--- Start ---
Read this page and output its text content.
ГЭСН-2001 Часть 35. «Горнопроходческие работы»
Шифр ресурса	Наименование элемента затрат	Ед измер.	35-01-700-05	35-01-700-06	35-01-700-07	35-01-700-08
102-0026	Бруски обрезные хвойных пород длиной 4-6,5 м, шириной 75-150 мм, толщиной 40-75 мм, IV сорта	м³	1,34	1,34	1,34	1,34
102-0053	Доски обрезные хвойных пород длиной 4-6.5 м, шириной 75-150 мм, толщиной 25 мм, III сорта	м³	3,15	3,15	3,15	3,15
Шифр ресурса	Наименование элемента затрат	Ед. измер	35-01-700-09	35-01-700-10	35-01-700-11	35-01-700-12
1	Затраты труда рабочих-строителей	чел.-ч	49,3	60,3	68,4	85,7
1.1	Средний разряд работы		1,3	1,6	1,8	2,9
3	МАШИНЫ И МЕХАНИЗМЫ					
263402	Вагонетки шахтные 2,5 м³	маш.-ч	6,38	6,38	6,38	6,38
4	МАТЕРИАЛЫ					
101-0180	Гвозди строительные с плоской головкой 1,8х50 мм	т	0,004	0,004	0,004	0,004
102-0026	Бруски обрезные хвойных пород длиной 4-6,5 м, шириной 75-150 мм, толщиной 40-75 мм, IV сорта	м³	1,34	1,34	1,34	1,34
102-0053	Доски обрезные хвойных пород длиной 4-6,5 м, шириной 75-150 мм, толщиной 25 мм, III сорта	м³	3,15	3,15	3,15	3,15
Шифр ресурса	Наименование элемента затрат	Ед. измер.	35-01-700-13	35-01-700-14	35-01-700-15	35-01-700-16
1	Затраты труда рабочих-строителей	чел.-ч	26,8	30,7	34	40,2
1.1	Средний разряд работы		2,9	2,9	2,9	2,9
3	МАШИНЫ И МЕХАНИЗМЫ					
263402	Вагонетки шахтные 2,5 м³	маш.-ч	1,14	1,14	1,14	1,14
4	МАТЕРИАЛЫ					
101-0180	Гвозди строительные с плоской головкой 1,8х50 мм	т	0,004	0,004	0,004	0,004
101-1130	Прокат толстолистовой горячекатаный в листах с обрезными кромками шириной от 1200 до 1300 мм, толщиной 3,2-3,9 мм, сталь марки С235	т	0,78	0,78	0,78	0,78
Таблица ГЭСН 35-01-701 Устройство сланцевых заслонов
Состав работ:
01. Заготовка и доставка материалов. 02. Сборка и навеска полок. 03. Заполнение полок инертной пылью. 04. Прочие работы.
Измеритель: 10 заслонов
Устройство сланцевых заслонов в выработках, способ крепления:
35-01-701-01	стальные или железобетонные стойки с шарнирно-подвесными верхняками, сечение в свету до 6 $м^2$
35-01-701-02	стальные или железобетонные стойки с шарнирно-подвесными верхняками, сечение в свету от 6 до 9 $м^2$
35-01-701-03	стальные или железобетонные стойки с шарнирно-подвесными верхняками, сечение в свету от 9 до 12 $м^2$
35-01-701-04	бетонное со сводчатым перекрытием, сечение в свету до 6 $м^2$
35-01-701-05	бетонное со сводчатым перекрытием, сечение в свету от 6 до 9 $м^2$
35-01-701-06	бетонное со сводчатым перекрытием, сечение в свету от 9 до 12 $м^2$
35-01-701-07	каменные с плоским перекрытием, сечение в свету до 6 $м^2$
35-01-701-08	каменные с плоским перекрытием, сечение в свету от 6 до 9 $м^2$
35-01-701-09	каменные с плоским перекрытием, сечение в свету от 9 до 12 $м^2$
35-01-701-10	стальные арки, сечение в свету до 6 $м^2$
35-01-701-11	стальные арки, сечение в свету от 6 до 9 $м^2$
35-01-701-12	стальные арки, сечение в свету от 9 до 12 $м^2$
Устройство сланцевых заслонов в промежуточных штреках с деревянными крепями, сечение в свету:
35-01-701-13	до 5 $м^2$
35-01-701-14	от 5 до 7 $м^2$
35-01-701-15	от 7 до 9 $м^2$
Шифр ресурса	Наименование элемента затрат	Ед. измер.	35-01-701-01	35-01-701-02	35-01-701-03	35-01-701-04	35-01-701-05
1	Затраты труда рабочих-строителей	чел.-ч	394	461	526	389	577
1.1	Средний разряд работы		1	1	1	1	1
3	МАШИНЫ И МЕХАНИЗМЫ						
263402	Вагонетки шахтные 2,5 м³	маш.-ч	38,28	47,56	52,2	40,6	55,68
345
--- End ---
**What you have to do**: Scan the listing above and identify each line holding the string "стальные"; copy every such line.

**Result of the exercise**:
35-01-701-01	стальные или железобетонные стойки с шарнирно-подвесными верхняками, сечение в свету до 6 $м^2$
35-01-701-02	стальные или железобетонные стойки с шарнирно-подвесными верхняками, сечение в свету от 6 до 9 $м^2$
35-01-701-03	стальные или железобетонные стойки с шарнирно-подвесными верхняками, сечение в свету от 9 до 12 $м^2$
35-01-701-10	стальные арки, сечение в свету до 6 $м^2$
35-01-701-11	стальные арки, сечение в свету от 6 до 9 $м^2$
35-01-701-12	стальные арки, сечение в свету от 9 до 12 $м^2$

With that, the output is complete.